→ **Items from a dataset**
%%

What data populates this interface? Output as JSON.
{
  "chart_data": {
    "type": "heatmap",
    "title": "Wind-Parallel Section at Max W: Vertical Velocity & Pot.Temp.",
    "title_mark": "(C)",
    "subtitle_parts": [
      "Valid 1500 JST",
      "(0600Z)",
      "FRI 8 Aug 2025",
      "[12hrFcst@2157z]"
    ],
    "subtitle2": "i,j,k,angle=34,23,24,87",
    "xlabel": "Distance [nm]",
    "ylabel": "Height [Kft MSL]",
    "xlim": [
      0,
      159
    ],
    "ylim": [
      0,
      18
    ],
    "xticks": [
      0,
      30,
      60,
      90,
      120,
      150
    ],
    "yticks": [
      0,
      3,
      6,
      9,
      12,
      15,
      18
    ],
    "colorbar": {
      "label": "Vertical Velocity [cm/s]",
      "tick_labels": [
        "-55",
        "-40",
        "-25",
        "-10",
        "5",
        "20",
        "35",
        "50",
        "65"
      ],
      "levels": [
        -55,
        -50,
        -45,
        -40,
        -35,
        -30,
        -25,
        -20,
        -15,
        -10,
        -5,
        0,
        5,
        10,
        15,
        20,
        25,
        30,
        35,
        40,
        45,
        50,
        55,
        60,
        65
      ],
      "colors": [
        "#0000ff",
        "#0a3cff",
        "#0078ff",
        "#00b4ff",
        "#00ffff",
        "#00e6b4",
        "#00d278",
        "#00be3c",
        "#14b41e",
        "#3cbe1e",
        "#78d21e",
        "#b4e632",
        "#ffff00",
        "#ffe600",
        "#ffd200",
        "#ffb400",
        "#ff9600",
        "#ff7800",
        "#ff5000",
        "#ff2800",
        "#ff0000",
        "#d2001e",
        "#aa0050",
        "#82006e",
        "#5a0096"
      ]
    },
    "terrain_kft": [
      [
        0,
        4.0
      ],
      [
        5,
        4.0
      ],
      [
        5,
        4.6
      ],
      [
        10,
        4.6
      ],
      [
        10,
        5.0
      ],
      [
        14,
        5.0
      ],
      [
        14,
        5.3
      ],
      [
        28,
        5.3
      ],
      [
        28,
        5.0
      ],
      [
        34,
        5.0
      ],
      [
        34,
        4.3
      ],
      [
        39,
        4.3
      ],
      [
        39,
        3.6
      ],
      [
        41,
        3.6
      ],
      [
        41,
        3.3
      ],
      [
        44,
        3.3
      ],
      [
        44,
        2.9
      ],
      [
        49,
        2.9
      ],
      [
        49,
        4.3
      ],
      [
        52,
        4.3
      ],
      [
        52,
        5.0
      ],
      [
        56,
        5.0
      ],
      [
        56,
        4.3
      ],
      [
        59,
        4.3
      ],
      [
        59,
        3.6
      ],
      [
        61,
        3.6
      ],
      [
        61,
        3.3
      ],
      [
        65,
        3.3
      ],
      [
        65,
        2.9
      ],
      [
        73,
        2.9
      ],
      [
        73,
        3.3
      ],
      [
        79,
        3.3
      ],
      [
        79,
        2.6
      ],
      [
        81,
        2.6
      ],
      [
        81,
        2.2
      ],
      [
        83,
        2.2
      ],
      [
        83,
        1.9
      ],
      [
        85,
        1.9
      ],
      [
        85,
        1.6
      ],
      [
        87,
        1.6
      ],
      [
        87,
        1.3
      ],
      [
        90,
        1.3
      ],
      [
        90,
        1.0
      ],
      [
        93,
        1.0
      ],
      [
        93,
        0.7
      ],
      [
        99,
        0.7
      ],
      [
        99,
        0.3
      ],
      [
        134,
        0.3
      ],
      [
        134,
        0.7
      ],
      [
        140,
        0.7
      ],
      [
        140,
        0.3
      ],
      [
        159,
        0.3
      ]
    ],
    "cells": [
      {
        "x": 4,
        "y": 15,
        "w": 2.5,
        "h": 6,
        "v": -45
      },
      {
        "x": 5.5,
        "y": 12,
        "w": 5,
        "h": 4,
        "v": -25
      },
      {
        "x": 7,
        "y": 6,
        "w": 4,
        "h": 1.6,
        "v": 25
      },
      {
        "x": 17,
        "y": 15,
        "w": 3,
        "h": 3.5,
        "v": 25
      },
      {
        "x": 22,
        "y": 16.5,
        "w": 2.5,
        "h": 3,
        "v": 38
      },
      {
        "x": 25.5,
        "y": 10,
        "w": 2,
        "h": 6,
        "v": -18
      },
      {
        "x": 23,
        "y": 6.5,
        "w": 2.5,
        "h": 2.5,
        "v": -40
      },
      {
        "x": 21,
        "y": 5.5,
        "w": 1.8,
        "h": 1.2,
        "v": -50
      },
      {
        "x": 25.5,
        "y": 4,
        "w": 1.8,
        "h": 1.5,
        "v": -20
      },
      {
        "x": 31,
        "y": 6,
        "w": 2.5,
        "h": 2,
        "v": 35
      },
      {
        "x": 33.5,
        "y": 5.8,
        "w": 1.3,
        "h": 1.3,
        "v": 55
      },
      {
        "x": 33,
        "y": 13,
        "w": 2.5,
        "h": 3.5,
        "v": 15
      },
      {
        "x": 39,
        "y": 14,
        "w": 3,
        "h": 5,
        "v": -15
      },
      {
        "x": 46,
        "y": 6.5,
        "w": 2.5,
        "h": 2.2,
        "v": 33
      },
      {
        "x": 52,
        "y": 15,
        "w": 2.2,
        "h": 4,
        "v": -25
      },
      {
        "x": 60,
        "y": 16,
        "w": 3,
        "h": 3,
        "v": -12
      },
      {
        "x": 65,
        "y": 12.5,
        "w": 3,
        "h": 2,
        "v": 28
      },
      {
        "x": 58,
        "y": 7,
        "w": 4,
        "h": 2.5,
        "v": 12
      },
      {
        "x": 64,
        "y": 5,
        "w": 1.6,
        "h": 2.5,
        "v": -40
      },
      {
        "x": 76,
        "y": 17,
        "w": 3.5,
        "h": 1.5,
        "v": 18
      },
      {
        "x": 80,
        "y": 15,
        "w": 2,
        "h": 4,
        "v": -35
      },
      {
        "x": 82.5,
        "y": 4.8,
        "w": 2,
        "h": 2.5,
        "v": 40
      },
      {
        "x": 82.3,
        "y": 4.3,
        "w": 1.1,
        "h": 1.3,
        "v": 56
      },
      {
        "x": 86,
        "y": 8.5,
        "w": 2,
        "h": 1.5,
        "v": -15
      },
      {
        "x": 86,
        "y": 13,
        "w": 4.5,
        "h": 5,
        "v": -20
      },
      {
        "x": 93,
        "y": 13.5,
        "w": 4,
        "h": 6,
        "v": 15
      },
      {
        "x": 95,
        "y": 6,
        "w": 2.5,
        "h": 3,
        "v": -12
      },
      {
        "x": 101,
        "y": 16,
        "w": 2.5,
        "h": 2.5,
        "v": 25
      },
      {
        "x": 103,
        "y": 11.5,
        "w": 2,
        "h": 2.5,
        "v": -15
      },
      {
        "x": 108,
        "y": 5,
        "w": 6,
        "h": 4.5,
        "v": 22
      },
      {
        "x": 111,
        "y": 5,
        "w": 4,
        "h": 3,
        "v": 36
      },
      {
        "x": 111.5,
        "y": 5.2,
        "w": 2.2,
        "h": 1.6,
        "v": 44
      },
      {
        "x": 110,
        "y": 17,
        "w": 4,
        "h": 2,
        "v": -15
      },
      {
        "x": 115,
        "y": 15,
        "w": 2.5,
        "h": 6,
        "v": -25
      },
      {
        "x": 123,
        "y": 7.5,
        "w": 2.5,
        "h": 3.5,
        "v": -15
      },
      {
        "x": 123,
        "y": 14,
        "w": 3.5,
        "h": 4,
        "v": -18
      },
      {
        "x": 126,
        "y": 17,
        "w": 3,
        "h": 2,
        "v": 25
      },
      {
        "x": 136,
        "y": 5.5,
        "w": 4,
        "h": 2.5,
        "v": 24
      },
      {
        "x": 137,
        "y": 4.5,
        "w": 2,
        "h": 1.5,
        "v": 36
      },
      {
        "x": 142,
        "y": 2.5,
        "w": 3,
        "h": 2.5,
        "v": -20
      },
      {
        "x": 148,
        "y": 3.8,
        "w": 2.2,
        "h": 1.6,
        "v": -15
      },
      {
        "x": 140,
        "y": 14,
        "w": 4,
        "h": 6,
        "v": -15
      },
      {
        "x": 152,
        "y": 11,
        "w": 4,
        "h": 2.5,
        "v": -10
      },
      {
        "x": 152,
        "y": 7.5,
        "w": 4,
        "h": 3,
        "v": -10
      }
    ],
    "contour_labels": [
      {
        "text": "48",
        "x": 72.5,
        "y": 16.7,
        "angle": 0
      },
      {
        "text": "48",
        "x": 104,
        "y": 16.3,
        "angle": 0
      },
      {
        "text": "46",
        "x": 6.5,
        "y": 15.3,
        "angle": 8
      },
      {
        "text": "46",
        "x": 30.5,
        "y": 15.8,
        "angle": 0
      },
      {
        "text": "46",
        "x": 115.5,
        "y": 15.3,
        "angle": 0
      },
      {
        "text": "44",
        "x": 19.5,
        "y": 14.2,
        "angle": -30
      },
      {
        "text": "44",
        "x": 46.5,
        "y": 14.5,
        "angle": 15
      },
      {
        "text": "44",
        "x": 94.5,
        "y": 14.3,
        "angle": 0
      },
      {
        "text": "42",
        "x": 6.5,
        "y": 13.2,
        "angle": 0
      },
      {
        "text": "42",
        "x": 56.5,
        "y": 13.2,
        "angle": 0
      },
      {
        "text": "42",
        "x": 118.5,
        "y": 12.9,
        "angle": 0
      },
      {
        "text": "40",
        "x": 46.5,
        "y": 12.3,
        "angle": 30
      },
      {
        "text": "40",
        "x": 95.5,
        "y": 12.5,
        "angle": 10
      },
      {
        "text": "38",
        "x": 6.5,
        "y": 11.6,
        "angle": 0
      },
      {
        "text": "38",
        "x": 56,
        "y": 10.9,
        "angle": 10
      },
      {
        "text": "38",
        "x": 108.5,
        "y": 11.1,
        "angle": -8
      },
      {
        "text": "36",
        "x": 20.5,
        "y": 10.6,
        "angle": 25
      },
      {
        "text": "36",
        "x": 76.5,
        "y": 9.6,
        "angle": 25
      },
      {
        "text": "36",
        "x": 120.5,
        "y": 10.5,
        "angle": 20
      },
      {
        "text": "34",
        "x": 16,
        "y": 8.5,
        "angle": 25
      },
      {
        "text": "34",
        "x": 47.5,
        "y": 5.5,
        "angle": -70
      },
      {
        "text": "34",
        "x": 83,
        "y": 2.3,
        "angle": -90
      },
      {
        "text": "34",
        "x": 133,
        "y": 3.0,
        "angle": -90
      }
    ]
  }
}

%%
%%

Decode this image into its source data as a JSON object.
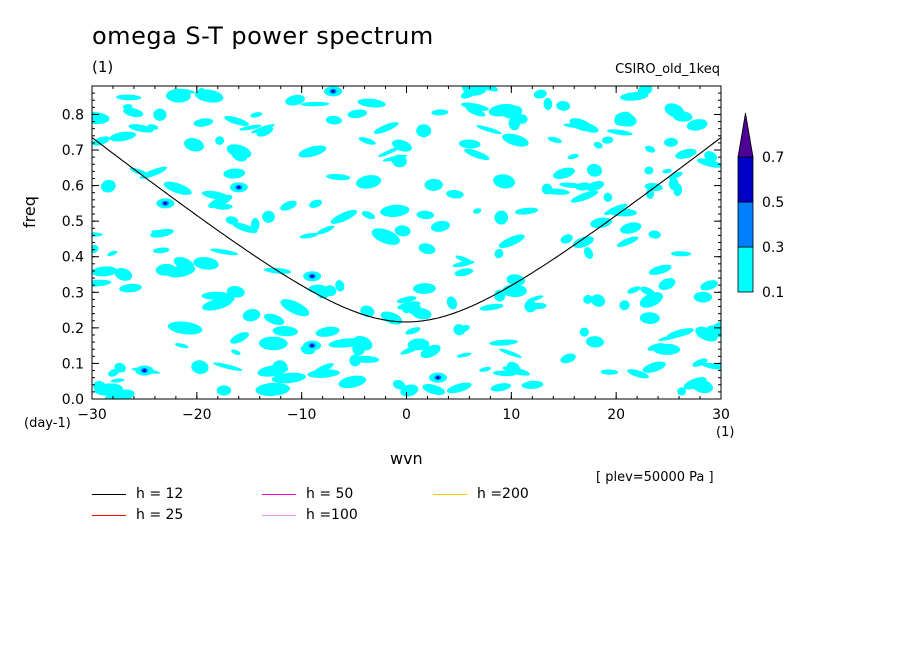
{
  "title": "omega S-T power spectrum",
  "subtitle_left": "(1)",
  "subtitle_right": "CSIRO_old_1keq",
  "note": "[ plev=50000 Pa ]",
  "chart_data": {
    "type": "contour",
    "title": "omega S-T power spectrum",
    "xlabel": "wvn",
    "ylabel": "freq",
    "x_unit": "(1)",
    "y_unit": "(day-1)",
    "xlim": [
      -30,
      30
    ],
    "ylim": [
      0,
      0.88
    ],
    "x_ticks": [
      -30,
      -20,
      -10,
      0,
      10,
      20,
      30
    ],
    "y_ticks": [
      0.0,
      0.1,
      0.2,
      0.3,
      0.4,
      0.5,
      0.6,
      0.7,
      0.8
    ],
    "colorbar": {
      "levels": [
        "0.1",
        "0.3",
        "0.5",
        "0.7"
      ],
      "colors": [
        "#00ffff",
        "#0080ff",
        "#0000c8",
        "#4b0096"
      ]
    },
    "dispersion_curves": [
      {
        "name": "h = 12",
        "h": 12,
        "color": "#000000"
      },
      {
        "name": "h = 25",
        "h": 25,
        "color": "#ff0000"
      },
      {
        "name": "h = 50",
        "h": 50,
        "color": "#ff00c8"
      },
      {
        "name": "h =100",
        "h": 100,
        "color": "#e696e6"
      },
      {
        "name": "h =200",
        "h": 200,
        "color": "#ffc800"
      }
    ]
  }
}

%%
%%

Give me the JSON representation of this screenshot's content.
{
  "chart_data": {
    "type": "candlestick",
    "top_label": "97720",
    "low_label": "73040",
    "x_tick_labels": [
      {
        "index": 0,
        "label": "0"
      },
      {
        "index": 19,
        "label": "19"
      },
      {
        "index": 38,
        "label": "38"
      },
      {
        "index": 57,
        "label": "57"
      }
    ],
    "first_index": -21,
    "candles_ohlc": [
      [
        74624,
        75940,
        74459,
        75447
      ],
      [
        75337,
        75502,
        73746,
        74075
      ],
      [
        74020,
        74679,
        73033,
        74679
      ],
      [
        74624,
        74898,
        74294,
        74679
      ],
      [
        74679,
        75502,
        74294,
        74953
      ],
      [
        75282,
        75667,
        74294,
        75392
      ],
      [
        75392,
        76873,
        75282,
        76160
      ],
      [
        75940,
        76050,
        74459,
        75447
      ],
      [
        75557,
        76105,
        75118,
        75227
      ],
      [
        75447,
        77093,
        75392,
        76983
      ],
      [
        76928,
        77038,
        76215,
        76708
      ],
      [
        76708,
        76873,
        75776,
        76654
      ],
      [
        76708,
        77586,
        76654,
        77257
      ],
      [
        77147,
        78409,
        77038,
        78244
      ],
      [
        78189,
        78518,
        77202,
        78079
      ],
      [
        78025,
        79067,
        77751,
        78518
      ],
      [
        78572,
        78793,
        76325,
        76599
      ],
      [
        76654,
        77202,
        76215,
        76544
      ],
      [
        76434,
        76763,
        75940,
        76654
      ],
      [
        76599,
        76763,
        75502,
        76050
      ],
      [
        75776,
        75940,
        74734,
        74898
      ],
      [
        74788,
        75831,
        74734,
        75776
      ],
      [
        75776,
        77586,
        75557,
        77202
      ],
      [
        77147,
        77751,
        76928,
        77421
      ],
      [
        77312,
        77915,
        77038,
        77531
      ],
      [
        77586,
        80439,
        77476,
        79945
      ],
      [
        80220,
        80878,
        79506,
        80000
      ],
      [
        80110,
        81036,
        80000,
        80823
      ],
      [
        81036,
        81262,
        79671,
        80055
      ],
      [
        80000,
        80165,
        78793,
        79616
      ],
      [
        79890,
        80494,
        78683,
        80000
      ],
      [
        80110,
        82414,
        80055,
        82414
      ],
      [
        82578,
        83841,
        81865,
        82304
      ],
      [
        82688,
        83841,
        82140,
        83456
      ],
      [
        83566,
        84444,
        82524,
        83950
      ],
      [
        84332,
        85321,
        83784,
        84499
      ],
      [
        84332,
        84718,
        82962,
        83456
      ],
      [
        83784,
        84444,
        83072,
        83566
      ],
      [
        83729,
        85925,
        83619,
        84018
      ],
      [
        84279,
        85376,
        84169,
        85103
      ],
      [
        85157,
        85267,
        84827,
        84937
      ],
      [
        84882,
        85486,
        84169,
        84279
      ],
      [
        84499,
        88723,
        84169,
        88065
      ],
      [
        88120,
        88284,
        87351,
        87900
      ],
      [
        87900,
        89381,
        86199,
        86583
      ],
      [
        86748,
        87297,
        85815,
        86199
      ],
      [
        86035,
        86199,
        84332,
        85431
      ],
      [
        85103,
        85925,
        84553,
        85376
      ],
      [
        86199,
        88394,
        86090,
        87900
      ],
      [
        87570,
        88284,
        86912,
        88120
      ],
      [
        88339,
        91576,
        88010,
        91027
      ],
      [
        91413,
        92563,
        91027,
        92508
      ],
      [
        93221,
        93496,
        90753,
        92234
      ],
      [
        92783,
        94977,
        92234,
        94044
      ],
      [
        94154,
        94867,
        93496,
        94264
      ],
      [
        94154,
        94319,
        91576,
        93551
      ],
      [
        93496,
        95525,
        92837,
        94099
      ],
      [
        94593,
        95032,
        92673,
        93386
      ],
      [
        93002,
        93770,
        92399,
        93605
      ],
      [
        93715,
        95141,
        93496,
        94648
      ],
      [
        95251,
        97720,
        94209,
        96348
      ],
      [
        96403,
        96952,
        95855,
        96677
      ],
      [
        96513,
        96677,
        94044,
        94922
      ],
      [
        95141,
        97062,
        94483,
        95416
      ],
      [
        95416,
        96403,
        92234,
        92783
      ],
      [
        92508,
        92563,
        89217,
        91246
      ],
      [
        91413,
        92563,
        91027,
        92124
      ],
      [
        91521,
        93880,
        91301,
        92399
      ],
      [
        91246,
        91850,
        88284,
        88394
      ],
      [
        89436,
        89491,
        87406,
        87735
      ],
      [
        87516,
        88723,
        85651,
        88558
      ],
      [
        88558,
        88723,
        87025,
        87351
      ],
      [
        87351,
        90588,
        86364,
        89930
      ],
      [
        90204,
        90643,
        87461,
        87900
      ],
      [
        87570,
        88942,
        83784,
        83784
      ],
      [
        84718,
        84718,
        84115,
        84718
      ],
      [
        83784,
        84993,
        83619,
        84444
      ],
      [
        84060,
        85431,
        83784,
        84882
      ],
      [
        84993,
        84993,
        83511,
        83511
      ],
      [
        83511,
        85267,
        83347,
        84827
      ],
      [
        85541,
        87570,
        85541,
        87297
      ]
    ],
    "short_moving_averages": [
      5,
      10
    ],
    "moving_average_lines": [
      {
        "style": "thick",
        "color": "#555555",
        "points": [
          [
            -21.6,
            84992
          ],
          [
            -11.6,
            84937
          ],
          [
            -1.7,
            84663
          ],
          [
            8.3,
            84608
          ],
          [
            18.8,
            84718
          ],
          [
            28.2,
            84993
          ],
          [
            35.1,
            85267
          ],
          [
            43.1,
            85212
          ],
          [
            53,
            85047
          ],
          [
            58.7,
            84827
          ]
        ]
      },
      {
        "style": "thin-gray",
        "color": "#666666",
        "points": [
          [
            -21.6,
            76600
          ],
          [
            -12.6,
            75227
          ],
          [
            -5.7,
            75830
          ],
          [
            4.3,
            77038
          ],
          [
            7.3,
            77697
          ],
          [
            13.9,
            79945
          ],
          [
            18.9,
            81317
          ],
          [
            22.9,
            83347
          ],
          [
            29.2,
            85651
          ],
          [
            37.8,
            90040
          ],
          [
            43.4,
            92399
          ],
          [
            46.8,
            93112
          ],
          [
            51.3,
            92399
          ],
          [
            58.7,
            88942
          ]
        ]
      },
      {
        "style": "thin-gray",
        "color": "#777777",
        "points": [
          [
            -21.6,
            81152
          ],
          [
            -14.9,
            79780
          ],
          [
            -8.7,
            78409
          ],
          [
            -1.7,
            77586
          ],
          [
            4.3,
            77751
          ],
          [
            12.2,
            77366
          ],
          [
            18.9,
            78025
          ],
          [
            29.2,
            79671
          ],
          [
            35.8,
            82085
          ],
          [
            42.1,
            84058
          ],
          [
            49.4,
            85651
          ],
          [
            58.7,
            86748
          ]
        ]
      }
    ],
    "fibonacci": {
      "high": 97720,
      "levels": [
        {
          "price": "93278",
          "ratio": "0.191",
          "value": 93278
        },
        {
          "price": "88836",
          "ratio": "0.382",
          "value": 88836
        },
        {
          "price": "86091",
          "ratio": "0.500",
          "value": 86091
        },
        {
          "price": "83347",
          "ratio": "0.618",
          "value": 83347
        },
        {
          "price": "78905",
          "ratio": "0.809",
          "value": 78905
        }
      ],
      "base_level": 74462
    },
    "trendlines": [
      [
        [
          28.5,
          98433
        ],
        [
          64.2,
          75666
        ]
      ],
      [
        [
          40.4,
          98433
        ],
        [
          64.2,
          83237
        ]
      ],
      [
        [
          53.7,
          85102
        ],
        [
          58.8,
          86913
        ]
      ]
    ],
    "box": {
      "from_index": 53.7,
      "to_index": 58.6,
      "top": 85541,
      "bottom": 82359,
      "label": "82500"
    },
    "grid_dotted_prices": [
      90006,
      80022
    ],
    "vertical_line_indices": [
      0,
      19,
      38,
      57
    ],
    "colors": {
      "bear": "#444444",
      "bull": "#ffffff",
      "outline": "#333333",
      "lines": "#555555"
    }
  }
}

%%

→ **GIVEN PROBLEM**
Search the records for the string "this" and return every line in which it occurs.

→ **THE OUTPUT**
What data populates this interface? Output as JSON.
Decode this image into its source data as a JSON object.
Give me the JSON representation of this screenshot's content.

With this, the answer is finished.